TASK GOAL
Every entry gets copied exactly. No images go into the copy.

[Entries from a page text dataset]
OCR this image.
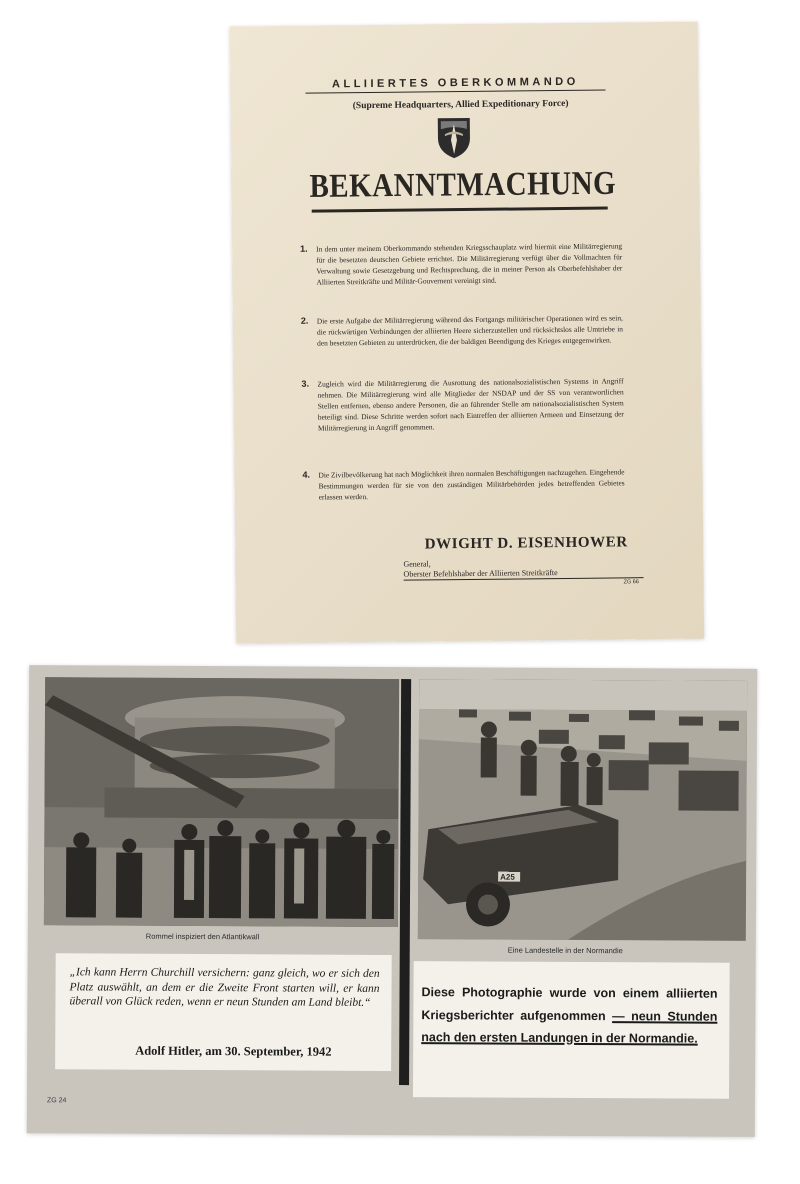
ALLIIERTES OBERKOMMANDO
(Supreme Headquarters, Allied Expeditionary Force)
BEKANNTMACHUNG
1. In dem unter meinem Oberkommando stehenden Kriegsschauplatz wird hiermit eine Militärregierung für die besetzten deutschen Gebiete errichtet. Die Militärregierung verfügt über die Vollmachten für Verwaltung sowie Gesetzgebung und Rechtsprechung, die in meiner Person als Oberbefehlshaber der Alliierten Streitkräfte und Militär-Gouvernent vereinigt sind.
2. Die erste Aufgabe der Militärregierung während des Fortgangs militärischer Operationen wird es sein, die rückwärtigen Verbindungen der alliierten Heere sicherzustellen und rücksichtslos alle Umtriebe in den besetzten Gebieten zu unterdrücken, die der baldigen Beendigung des Krieges entgegenwirken.
3. Zugleich wird die Militärregierung die Ausrottung des nationalsozialistischen Systems in Angriff nehmen. Die Militärregierung wird alle Mitglieder der NSDAP und der SS von verantwortlichen Stellen entfernen, ebenso andere Personen, die an führender Stelle am nationalsozialistischen System beteiligt sind. Diese Schritte werden sofort nach Eintreffen der alliierten Armeen und Einsetzung der Militärregierung in Angriff genommen.
4. Die Zivilbevölkerung hat nach Möglichkeit ihren normalen Beschäftigungen nachzugehen. Eingehende Bestimmungen werden für sie von den zuständigen Militärbehörden jedes betreffenden Gebietes erlassen werden.
DWIGHT D. EISENHOWER
General,
Oberster Befehlshaber der Alliierten Streitkräfte
ZG 66
Rommel inspiziert den Atlantikwall
A25
Eine Landestelle in der Normandie
„Ich kann Herrn Churchill versichern: ganz gleich, wo er sich den Platz auswählt, an dem er die Zweite Front starten will, er kann überall von Glück reden, wenn er neun Stunden am Land bleibt.“
Adolf Hitler, am 30. September, 1942
Diese Photographie wurde von einem alliierten Kriegsberichter aufgenommen — neun Stunden nach den ersten Landungen in der Normandie.
ZG 24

EXERCISE RESULT
OCR this image.
ALLIIERTES OBERKOMMANDO
(Supreme Headquarters, Allied Expeditionary Force)
BEKANNTMACHUNG
1. In dem unter meinem Oberkommando stehenden Kriegsschauplatz wird hiermit eine Militärregierung für die besetzten deutschen Gebiete errichtet. Die Militärregierung verfügt über die Vollmachten für Verwaltung sowie Gesetzgebung und Rechtsprechung, die in meiner Person als Oberbefehlshaber der Alliierten Streitkräfte und Militär-Gouvernent vereinigt sind.
2. Die erste Aufgabe der Militärregierung während des Fortgangs militärischer Operationen wird es sein, die rückwärtigen Verbindungen der alliierten Heere sicherzustellen und rücksichtslos alle Umtriebe in den besetzten Gebieten zu unterdrücken, die der baldigen Beendigung des Krieges entgegenwirken.
3. Zugleich wird die Militärregierung die Ausrottung des nationalsozialistischen Systems in Angriff nehmen. Die Militärregierung wird alle Mitglieder der NSDAP und der SS von verantwortlichen Stellen entfernen, ebenso andere Personen, die an führender Stelle am nationalsozialistischen System beteiligt sind. Diese Schritte werden sofort nach Eintreffen der alliierten Armeen und Einsetzung der Militärregierung in Angriff genommen.
4. Die Zivilbevölkerung hat nach Möglichkeit ihren normalen Beschäftigungen nachzugehen. Eingehende Bestimmungen werden für sie von den zuständigen Militärbehörden jedes betreffenden Gebietes erlassen werden.
DWIGHT D. EISENHOWER
General,
Oberster Befehlshaber der Alliierten Streitkräfte
ZG 66
Rommel inspiziert den Atlantikwall
A25
Eine Landestelle in der Normandie
„Ich kann Herrn Churchill versichern: ganz gleich, wo er sich den Platz auswählt, an dem er die Zweite Front starten will, er kann überall von Glück reden, wenn er neun Stunden am Land bleibt.“
Adolf Hitler, am 30. September, 1942
Diese Photographie wurde von einem alliierten Kriegsberichter aufgenommen — neun Stunden nach den ersten Landungen in der Normandie.
ZG 24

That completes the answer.